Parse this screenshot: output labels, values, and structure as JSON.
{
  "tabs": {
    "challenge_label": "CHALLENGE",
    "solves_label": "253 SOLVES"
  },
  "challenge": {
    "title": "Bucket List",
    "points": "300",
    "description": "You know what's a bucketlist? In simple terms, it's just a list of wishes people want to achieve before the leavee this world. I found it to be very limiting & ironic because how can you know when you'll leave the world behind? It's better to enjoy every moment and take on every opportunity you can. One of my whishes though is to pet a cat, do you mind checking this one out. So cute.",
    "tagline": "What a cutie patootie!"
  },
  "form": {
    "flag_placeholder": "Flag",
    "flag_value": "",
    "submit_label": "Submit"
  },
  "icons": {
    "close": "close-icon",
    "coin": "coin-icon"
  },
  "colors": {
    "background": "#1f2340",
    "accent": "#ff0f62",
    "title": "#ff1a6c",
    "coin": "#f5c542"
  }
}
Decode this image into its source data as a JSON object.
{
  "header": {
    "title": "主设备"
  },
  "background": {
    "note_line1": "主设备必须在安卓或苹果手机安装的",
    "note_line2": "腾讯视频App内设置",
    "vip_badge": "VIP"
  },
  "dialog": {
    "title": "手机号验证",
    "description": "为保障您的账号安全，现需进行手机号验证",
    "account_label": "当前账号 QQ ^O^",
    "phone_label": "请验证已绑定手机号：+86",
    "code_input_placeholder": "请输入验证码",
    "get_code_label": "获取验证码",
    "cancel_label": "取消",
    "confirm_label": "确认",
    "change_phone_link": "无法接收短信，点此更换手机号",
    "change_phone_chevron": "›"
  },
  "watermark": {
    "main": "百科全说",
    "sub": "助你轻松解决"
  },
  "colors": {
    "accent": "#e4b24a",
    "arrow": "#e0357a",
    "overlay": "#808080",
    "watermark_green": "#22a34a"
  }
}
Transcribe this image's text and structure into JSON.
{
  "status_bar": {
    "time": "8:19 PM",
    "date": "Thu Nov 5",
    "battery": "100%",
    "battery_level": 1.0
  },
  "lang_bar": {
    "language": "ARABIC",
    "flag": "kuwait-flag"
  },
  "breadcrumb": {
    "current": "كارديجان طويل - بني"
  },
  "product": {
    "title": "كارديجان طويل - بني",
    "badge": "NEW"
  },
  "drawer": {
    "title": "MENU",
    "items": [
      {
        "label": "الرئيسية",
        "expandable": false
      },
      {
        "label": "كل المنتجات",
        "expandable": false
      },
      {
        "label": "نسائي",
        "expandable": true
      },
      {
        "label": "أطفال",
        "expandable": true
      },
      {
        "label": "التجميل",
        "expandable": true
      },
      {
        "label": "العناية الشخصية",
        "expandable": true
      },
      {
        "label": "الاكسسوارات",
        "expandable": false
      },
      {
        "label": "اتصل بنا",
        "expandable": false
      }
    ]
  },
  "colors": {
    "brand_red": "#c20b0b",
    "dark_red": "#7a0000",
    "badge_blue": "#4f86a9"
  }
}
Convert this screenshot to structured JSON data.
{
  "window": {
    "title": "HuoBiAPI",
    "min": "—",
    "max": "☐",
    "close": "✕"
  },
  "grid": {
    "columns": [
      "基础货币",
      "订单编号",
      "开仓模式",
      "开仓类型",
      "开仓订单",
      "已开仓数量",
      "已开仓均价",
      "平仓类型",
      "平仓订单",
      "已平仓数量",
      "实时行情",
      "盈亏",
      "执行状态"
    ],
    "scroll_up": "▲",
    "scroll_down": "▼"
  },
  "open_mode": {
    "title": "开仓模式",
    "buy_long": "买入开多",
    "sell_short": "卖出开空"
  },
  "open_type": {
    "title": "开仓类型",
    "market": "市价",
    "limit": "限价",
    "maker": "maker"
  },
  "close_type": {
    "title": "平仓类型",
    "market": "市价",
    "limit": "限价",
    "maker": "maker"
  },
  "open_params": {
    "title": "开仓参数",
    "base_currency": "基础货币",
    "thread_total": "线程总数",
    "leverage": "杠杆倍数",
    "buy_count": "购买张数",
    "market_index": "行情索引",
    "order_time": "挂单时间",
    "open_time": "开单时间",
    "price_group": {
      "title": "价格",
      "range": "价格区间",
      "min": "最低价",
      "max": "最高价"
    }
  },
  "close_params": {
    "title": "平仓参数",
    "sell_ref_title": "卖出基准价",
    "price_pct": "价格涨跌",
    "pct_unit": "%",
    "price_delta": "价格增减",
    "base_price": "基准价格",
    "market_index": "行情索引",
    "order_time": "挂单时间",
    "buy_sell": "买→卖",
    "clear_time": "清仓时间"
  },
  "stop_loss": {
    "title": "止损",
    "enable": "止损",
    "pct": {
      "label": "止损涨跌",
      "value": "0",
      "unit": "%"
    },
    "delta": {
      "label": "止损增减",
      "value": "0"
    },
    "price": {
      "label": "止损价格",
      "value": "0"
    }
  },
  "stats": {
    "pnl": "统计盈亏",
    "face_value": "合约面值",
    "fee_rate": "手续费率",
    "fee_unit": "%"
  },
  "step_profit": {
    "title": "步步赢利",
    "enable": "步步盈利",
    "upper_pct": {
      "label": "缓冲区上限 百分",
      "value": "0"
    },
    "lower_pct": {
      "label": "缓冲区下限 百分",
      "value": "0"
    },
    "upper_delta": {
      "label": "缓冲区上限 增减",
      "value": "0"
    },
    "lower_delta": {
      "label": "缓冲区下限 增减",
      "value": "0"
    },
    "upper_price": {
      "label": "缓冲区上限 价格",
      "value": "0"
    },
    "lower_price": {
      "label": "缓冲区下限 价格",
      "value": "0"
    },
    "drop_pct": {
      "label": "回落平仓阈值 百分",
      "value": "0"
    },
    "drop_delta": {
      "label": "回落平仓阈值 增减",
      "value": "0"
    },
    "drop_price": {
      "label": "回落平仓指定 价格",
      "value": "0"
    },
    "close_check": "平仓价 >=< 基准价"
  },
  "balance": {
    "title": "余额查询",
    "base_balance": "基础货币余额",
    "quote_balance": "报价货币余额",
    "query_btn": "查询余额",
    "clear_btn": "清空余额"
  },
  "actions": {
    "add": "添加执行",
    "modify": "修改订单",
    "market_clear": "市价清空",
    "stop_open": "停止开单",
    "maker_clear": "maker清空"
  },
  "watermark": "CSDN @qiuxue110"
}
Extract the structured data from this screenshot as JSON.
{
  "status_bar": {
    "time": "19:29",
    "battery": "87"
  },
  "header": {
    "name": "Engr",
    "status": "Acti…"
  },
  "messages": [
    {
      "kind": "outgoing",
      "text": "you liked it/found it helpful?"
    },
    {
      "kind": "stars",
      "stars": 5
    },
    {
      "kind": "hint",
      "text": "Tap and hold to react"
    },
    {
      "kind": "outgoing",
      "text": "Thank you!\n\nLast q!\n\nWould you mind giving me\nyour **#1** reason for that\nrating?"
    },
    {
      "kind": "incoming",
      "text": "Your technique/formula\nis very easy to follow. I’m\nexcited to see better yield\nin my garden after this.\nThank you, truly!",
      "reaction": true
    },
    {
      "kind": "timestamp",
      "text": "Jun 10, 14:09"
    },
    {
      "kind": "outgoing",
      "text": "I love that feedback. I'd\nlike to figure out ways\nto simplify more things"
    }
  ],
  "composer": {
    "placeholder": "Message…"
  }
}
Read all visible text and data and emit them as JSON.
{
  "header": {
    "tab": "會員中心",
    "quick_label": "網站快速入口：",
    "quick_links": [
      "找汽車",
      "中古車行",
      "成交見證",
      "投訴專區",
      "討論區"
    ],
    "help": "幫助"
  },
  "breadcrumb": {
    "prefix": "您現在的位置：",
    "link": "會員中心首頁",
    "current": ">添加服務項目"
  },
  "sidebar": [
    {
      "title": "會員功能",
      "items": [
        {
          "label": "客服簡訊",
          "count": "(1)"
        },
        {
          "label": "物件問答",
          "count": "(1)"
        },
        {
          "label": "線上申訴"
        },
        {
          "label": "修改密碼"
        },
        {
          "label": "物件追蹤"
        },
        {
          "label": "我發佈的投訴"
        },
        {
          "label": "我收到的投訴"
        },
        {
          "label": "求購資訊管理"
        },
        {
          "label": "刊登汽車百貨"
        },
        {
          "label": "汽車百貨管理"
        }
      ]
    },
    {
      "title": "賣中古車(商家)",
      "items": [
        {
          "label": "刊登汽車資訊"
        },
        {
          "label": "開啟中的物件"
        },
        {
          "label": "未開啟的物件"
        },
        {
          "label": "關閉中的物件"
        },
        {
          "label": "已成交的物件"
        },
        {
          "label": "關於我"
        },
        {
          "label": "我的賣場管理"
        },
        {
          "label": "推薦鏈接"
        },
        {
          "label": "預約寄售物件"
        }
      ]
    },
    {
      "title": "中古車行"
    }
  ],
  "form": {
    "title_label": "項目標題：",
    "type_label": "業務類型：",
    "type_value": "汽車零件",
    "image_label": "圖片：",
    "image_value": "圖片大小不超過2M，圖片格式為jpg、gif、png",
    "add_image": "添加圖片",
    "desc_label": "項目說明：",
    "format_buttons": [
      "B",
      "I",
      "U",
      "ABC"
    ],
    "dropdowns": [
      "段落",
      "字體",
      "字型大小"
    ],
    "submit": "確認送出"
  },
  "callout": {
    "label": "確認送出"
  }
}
-------
TASK INSTRUCTIONS> Report the number of lines in the listing where the string "طويل" appears, and nothing besides.

TASK SOLUTION> 2